Pictures aside, quote the whole listing exactly.

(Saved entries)
########################################

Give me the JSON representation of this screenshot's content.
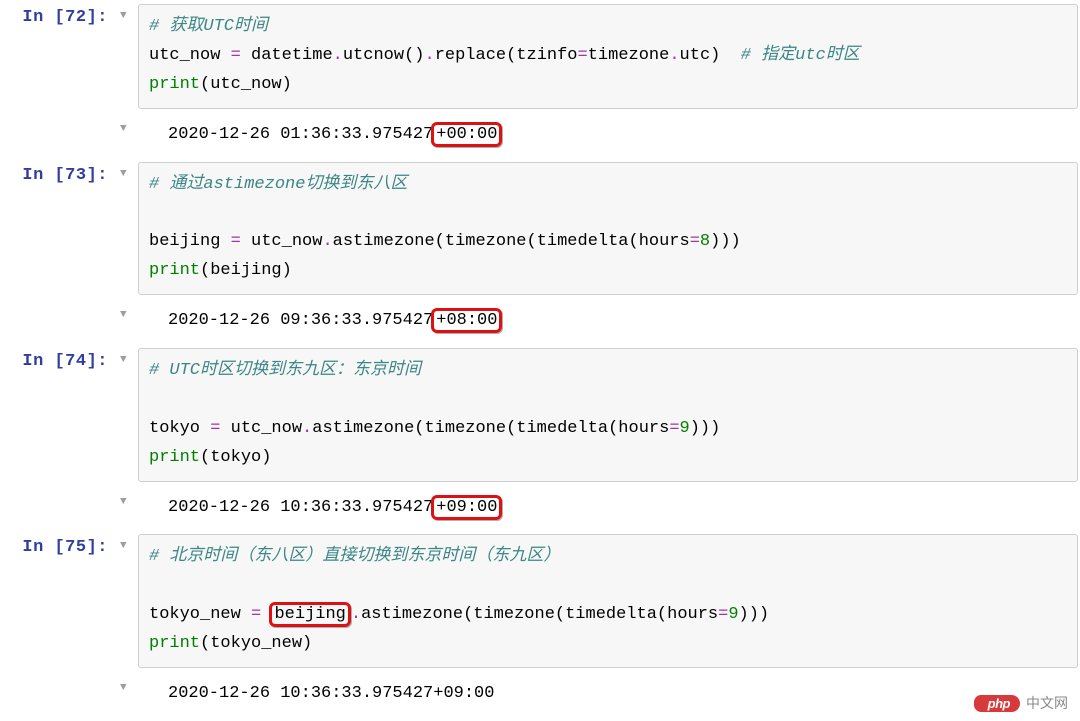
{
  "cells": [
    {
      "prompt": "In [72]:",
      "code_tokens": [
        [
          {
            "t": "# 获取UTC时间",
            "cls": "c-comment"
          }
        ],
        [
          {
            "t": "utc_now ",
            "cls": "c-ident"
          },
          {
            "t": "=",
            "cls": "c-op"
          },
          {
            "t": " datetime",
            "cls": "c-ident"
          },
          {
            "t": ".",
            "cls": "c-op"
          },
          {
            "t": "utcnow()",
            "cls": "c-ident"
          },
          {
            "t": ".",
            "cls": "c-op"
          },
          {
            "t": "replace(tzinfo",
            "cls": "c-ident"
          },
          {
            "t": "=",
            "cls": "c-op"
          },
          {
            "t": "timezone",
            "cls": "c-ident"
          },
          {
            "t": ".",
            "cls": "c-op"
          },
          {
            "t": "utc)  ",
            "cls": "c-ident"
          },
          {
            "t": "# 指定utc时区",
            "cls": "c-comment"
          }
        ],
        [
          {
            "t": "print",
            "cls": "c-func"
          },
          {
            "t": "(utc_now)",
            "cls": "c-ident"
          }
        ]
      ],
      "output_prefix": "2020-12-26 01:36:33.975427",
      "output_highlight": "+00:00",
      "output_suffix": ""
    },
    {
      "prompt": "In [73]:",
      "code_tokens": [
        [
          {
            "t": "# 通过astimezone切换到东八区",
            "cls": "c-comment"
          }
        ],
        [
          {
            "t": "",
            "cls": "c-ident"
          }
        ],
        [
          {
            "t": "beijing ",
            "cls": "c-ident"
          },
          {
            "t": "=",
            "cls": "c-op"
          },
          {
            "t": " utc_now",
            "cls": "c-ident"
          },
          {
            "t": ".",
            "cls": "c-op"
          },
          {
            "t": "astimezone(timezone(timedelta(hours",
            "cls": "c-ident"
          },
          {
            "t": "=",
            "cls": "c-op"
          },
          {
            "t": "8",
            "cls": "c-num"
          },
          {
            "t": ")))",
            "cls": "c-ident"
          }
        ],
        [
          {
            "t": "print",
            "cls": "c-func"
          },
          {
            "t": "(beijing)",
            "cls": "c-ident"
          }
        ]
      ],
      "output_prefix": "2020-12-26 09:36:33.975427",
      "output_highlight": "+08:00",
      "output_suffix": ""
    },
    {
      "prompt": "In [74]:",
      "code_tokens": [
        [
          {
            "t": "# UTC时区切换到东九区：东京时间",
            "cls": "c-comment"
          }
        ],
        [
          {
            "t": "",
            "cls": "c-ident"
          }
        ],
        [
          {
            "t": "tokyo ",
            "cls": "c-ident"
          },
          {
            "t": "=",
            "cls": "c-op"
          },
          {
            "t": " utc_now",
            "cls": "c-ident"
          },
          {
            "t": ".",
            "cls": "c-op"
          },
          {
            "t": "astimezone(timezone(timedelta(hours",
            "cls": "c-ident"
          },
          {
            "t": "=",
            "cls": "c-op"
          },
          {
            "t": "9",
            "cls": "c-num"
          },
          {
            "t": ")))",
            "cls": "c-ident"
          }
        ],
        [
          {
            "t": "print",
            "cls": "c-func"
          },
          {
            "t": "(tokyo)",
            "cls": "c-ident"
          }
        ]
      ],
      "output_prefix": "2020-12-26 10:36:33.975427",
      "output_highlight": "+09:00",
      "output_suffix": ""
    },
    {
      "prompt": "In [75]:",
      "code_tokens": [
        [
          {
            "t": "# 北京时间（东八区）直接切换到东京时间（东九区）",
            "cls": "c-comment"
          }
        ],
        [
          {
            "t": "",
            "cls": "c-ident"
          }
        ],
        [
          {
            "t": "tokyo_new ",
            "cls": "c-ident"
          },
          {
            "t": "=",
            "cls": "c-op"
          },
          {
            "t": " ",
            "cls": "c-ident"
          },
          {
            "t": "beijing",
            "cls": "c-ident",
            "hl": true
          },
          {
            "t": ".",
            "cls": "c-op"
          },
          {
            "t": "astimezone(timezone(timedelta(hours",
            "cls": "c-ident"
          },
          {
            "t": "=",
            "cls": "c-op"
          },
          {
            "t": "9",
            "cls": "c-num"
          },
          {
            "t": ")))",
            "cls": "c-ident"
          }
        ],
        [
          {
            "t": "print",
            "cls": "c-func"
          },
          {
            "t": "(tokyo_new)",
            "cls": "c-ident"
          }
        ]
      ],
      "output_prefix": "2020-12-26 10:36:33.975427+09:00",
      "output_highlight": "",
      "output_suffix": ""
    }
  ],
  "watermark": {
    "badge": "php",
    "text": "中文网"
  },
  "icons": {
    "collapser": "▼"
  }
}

########################################

- _RESPONSE FOR THIS EXERCISE_
Give me the JSON representation of this screenshot's content.
{
  "cells": [
    {
      "prompt": "In [72]:",
      "code_tokens": [
        [
          {
            "t": "# 获取UTC时间",
            "cls": "c-comment"
          }
        ],
        [
          {
            "t": "utc_now ",
            "cls": "c-ident"
          },
          {
            "t": "=",
            "cls": "c-op"
          },
          {
            "t": " datetime",
            "cls": "c-ident"
          },
          {
            "t": ".",
            "cls": "c-op"
          },
          {
            "t": "utcnow()",
            "cls": "c-ident"
          },
          {
            "t": ".",
            "cls": "c-op"
          },
          {
            "t": "replace(tzinfo",
            "cls": "c-ident"
          },
          {
            "t": "=",
            "cls": "c-op"
          },
          {
            "t": "timezone",
            "cls": "c-ident"
          },
          {
            "t": ".",
            "cls": "c-op"
          },
          {
            "t": "utc)  ",
            "cls": "c-ident"
          },
          {
            "t": "# 指定utc时区",
            "cls": "c-comment"
          }
        ],
        [
          {
            "t": "print",
            "cls": "c-func"
          },
          {
            "t": "(utc_now)",
            "cls": "c-ident"
          }
        ]
      ],
      "output_prefix": "2020-12-26 01:36:33.975427",
      "output_highlight": "+00:00",
      "output_suffix": ""
    },
    {
      "prompt": "In [73]:",
      "code_tokens": [
        [
          {
            "t": "# 通过astimezone切换到东八区",
            "cls": "c-comment"
          }
        ],
        [
          {
            "t": "",
            "cls": "c-ident"
          }
        ],
        [
          {
            "t": "beijing ",
            "cls": "c-ident"
          },
          {
            "t": "=",
            "cls": "c-op"
          },
          {
            "t": " utc_now",
            "cls": "c-ident"
          },
          {
            "t": ".",
            "cls": "c-op"
          },
          {
            "t": "astimezone(timezone(timedelta(hours",
            "cls": "c-ident"
          },
          {
            "t": "=",
            "cls": "c-op"
          },
          {
            "t": "8",
            "cls": "c-num"
          },
          {
            "t": ")))",
            "cls": "c-ident"
          }
        ],
        [
          {
            "t": "print",
            "cls": "c-func"
          },
          {
            "t": "(beijing)",
            "cls": "c-ident"
          }
        ]
      ],
      "output_prefix": "2020-12-26 09:36:33.975427",
      "output_highlight": "+08:00",
      "output_suffix": ""
    },
    {
      "prompt": "In [74]:",
      "code_tokens": [
        [
          {
            "t": "# UTC时区切换到东九区：东京时间",
            "cls": "c-comment"
          }
        ],
        [
          {
            "t": "",
            "cls": "c-ident"
          }
        ],
        [
          {
            "t": "tokyo ",
            "cls": "c-ident"
          },
          {
            "t": "=",
            "cls": "c-op"
          },
          {
            "t": " utc_now",
            "cls": "c-ident"
          },
          {
            "t": ".",
            "cls": "c-op"
          },
          {
            "t": "astimezone(timezone(timedelta(hours",
            "cls": "c-ident"
          },
          {
            "t": "=",
            "cls": "c-op"
          },
          {
            "t": "9",
            "cls": "c-num"
          },
          {
            "t": ")))",
            "cls": "c-ident"
          }
        ],
        [
          {
            "t": "print",
            "cls": "c-func"
          },
          {
            "t": "(tokyo)",
            "cls": "c-ident"
          }
        ]
      ],
      "output_prefix": "2020-12-26 10:36:33.975427",
      "output_highlight": "+09:00",
      "output_suffix": ""
    },
    {
      "prompt": "In [75]:",
      "code_tokens": [
        [
          {
            "t": "# 北京时间（东八区）直接切换到东京时间（东九区）",
            "cls": "c-comment"
          }
        ],
        [
          {
            "t": "",
            "cls": "c-ident"
          }
        ],
        [
          {
            "t": "tokyo_new ",
            "cls": "c-ident"
          },
          {
            "t": "=",
            "cls": "c-op"
          },
          {
            "t": " ",
            "cls": "c-ident"
          },
          {
            "t": "beijing",
            "cls": "c-ident",
            "hl": true
          },
          {
            "t": ".",
            "cls": "c-op"
          },
          {
            "t": "astimezone(timezone(timedelta(hours",
            "cls": "c-ident"
          },
          {
            "t": "=",
            "cls": "c-op"
          },
          {
            "t": "9",
            "cls": "c-num"
          },
          {
            "t": ")))",
            "cls": "c-ident"
          }
        ],
        [
          {
            "t": "print",
            "cls": "c-func"
          },
          {
            "t": "(tokyo_new)",
            "cls": "c-ident"
          }
        ]
      ],
      "output_prefix": "2020-12-26 10:36:33.975427+09:00",
      "output_highlight": "",
      "output_suffix": ""
    }
  ],
  "watermark": {
    "badge": "php",
    "text": "中文网"
  },
  "icons": {
    "collapser": "▼"
  }
}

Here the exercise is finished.